**Dataset records:**

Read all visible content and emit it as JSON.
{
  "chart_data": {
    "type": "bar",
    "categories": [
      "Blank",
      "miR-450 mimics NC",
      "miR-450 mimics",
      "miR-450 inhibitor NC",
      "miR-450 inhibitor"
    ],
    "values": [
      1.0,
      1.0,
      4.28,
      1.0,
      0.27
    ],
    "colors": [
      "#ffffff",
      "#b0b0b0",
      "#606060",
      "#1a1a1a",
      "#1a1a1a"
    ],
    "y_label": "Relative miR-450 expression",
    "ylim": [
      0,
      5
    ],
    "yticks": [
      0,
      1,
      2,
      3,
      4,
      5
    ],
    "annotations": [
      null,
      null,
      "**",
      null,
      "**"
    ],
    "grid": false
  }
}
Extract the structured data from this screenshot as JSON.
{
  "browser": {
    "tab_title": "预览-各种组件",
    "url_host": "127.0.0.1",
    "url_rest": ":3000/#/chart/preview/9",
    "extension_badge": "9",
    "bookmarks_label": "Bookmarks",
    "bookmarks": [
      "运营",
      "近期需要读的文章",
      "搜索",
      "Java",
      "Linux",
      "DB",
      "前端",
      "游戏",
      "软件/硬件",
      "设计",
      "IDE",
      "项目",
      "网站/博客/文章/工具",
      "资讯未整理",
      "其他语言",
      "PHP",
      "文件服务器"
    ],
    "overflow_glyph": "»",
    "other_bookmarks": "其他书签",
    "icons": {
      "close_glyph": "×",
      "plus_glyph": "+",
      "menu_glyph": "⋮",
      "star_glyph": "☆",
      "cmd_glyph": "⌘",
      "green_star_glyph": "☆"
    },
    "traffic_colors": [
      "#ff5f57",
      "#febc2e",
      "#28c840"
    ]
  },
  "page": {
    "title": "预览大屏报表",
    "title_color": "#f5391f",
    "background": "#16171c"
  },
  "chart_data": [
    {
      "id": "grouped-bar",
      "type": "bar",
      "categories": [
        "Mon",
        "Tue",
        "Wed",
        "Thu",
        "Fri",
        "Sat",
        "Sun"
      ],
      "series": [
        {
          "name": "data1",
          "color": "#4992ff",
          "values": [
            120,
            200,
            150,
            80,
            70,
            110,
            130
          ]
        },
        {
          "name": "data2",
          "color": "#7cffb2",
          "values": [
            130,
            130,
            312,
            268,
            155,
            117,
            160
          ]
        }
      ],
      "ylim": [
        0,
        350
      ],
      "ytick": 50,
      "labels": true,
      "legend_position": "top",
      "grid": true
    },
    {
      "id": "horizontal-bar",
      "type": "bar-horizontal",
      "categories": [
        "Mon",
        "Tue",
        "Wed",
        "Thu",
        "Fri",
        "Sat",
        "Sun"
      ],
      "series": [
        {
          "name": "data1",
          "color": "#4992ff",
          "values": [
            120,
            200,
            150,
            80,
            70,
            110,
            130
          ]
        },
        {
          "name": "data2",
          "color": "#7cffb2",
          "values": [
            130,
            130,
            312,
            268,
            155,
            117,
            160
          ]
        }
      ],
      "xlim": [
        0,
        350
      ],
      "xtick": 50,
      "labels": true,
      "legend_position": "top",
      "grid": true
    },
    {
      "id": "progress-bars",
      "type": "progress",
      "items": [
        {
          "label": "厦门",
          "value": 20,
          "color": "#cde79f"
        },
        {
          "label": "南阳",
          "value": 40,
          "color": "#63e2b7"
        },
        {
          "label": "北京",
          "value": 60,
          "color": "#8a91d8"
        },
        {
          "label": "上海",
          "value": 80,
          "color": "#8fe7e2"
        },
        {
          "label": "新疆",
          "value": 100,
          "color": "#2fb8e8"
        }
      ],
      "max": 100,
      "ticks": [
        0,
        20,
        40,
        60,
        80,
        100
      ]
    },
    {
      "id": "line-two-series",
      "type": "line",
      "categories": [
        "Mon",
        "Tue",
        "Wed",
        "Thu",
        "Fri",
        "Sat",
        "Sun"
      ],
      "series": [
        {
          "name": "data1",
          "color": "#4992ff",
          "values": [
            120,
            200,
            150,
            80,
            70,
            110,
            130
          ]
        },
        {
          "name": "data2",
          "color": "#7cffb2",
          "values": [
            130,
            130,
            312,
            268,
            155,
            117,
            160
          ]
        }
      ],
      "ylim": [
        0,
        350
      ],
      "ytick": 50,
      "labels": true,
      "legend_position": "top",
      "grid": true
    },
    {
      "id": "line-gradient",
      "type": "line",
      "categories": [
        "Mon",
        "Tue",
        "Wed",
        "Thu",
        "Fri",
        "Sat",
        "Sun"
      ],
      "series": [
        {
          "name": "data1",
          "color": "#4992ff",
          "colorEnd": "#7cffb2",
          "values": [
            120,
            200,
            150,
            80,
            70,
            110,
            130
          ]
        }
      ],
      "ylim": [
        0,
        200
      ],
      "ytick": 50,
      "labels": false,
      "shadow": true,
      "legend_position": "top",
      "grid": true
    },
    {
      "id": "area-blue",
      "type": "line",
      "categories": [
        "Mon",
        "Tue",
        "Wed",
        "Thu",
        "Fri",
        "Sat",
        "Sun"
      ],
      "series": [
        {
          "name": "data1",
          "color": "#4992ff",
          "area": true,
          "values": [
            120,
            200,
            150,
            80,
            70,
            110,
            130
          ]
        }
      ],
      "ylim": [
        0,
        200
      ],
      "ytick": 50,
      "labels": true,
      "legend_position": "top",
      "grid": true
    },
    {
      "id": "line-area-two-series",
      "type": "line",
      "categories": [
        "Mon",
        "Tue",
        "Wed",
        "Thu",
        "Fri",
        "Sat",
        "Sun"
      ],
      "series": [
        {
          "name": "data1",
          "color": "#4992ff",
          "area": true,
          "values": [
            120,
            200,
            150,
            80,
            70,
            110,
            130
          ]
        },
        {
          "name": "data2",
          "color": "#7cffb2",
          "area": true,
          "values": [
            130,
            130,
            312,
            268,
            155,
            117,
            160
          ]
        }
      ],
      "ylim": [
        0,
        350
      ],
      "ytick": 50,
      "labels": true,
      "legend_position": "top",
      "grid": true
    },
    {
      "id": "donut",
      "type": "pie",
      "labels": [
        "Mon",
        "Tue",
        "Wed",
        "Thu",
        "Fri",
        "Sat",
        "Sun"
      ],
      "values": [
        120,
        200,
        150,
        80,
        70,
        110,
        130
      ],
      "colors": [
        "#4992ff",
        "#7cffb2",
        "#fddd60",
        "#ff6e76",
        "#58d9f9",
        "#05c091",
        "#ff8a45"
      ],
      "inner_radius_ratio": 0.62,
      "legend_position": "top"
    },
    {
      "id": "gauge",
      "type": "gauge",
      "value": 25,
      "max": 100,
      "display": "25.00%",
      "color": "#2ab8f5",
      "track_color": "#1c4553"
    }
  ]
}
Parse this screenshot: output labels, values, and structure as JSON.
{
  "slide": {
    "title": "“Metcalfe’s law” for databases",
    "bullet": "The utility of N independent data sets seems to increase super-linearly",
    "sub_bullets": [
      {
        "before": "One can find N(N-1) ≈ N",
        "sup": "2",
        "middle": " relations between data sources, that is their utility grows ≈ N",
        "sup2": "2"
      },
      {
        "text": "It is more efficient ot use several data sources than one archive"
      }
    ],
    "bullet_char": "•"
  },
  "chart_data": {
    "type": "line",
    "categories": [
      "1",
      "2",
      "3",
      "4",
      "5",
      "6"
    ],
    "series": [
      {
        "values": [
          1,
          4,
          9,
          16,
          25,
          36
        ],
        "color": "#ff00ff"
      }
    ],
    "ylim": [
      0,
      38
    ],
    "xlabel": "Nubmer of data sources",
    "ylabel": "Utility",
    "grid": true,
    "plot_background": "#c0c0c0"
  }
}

**Given exercise:**
Your task is to repeat every entry exactly.

**Response to this exercise:**
Read all visible content and emit it as JSON.
{
  "chart_data": {
    "type": "bar",
    "categories": [
      "Blank",
      "miR-450 mimics NC",
      "miR-450 mimics",
      "miR-450 inhibitor NC",
      "miR-450 inhibitor"
    ],
    "values": [
      1.0,
      1.0,
      4.28,
      1.0,
      0.27
    ],
    "colors": [
      "#ffffff",
      "#b0b0b0",
      "#606060",
      "#1a1a1a",
      "#1a1a1a"
    ],
    "y_label": "Relative miR-450 expression",
    "ylim": [
      0,
      5
    ],
    "yticks": [
      0,
      1,
      2,
      3,
      4,
      5
    ],
    "annotations": [
      null,
      null,
      "**",
      null,
      "**"
    ],
    "grid": false
  }
}
Extract the structured data from this screenshot as JSON.
{
  "browser": {
    "tab_title": "预览-各种组件",
    "url_host": "127.0.0.1",
    "url_rest": ":3000/#/chart/preview/9",
    "extension_badge": "9",
    "bookmarks_label": "Bookmarks",
    "bookmarks": [
      "运营",
      "近期需要读的文章",
      "搜索",
      "Java",
      "Linux",
      "DB",
      "前端",
      "游戏",
      "软件/硬件",
      "设计",
      "IDE",
      "项目",
      "网站/博客/文章/工具",
      "资讯未整理",
      "其他语言",
      "PHP",
      "文件服务器"
    ],
    "overflow_glyph": "»",
    "other_bookmarks": "其他书签",
    "icons": {
      "close_glyph": "×",
      "plus_glyph": "+",
      "menu_glyph": "⋮",
      "star_glyph": "☆",
      "cmd_glyph": "⌘",
      "green_star_glyph": "☆"
    },
    "traffic_colors": [
      "#ff5f57",
      "#febc2e",
      "#28c840"
    ]
  },
  "page": {
    "title": "预览大屏报表",
    "title_color": "#f5391f",
    "background": "#16171c"
  },
  "chart_data": [
    {
      "id": "grouped-bar",
      "type": "bar",
      "categories": [
        "Mon",
        "Tue",
        "Wed",
        "Thu",
        "Fri",
        "Sat",
        "Sun"
      ],
      "series": [
        {
          "name": "data1",
          "color": "#4992ff",
          "values": [
            120,
            200,
            150,
            80,
            70,
            110,
            130
          ]
        },
        {
          "name": "data2",
          "color": "#7cffb2",
          "values": [
            130,
            130,
            312,
            268,
            155,
            117,
            160
          ]
        }
      ],
      "ylim": [
        0,
        350
      ],
      "ytick": 50,
      "labels": true,
      "legend_position": "top",
      "grid": true
    },
    {
      "id": "horizontal-bar",
      "type": "bar-horizontal",
      "categories": [
        "Mon",
        "Tue",
        "Wed",
        "Thu",
        "Fri",
        "Sat",
        "Sun"
      ],
      "series": [
        {
          "name": "data1",
          "color": "#4992ff",
          "values": [
            120,
            200,
            150,
            80,
            70,
            110,
            130
          ]
        },
        {
          "name": "data2",
          "color": "#7cffb2",
          "values": [
            130,
            130,
            312,
            268,
            155,
            117,
            160
          ]
        }
      ],
      "xlim": [
        0,
        350
      ],
      "xtick": 50,
      "labels": true,
      "legend_position": "top",
      "grid": true
    },
    {
      "id": "progress-bars",
      "type": "progress",
      "items": [
        {
          "label": "厦门",
          "value": 20,
          "color": "#cde79f"
        },
        {
          "label": "南阳",
          "value": 40,
          "color": "#63e2b7"
        },
        {
          "label": "北京",
          "value": 60,
          "color": "#8a91d8"
        },
        {
          "label": "上海",
          "value": 80,
          "color": "#8fe7e2"
        },
        {
          "label": "新疆",
          "value": 100,
          "color": "#2fb8e8"
        }
      ],
      "max": 100,
      "ticks": [
        0,
        20,
        40,
        60,
        80,
        100
      ]
    },
    {
      "id": "line-two-series",
      "type": "line",
      "categories": [
        "Mon",
        "Tue",
        "Wed",
        "Thu",
        "Fri",
        "Sat",
        "Sun"
      ],
      "series": [
        {
          "name": "data1",
          "color": "#4992ff",
          "values": [
            120,
            200,
            150,
            80,
            70,
            110,
            130
          ]
        },
        {
          "name": "data2",
          "color": "#7cffb2",
          "values": [
            130,
            130,
            312,
            268,
            155,
            117,
            160
          ]
        }
      ],
      "ylim": [
        0,
        350
      ],
      "ytick": 50,
      "labels": true,
      "legend_position": "top",
      "grid": true
    },
    {
      "id": "line-gradient",
      "type": "line",
      "categories": [
        "Mon",
        "Tue",
        "Wed",
        "Thu",
        "Fri",
        "Sat",
        "Sun"
      ],
      "series": [
        {
          "name": "data1",
          "color": "#4992ff",
          "colorEnd": "#7cffb2",
          "values": [
            120,
            200,
            150,
            80,
            70,
            110,
            130
          ]
        }
      ],
      "ylim": [
        0,
        200
      ],
      "ytick": 50,
      "labels": false,
      "shadow": true,
      "legend_position": "top",
      "grid": true
    },
    {
      "id": "area-blue",
      "type": "line",
      "categories": [
        "Mon",
        "Tue",
        "Wed",
        "Thu",
        "Fri",
        "Sat",
        "Sun"
      ],
      "series": [
        {
          "name": "data1",
          "color": "#4992ff",
          "area": true,
          "values": [
            120,
            200,
            150,
            80,
            70,
            110,
            130
          ]
        }
      ],
      "ylim": [
        0,
        200
      ],
      "ytick": 50,
      "labels": true,
      "legend_position": "top",
      "grid": true
    },
    {
      "id": "line-area-two-series",
      "type": "line",
      "categories": [
        "Mon",
        "Tue",
        "Wed",
        "Thu",
        "Fri",
        "Sat",
        "Sun"
      ],
      "series": [
        {
          "name": "data1",
          "color": "#4992ff",
          "area": true,
          "values": [
            120,
            200,
            150,
            80,
            70,
            110,
            130
          ]
        },
        {
          "name": "data2",
          "color": "#7cffb2",
          "area": true,
          "values": [
            130,
            130,
            312,
            268,
            155,
            117,
            160
          ]
        }
      ],
      "ylim": [
        0,
        350
      ],
      "ytick": 50,
      "labels": true,
      "legend_position": "top",
      "grid": true
    },
    {
      "id": "donut",
      "type": "pie",
      "labels": [
        "Mon",
        "Tue",
        "Wed",
        "Thu",
        "Fri",
        "Sat",
        "Sun"
      ],
      "values": [
        120,
        200,
        150,
        80,
        70,
        110,
        130
      ],
      "colors": [
        "#4992ff",
        "#7cffb2",
        "#fddd60",
        "#ff6e76",
        "#58d9f9",
        "#05c091",
        "#ff8a45"
      ],
      "inner_radius_ratio": 0.62,
      "legend_position": "top"
    },
    {
      "id": "gauge",
      "type": "gauge",
      "value": 25,
      "max": 100,
      "display": "25.00%",
      "color": "#2ab8f5",
      "track_color": "#1c4553"
    }
  ]
}
Parse this screenshot: output labels, values, and structure as JSON.
{
  "slide": {
    "title": "“Metcalfe’s law” for databases",
    "bullet": "The utility of N independent data sets seems to increase super-linearly",
    "sub_bullets": [
      {
        "before": "One can find N(N-1) ≈ N",
        "sup": "2",
        "middle": " relations between data sources, that is their utility grows ≈ N",
        "sup2": "2"
      },
      {
        "text": "It is more efficient ot use several data sources than one archive"
      }
    ],
    "bullet_char": "•"
  },
  "chart_data": {
    "type": "line",
    "categories": [
      "1",
      "2",
      "3",
      "4",
      "5",
      "6"
    ],
    "series": [
      {
        "values": [
          1,
          4,
          9,
          16,
          25,
          36
        ],
        "color": "#ff00ff"
      }
    ],
    "ylim": [
      0,
      38
    ],
    "xlabel": "Nubmer of data sources",
    "ylabel": "Utility",
    "grid": true,
    "plot_background": "#c0c0c0"
  }
}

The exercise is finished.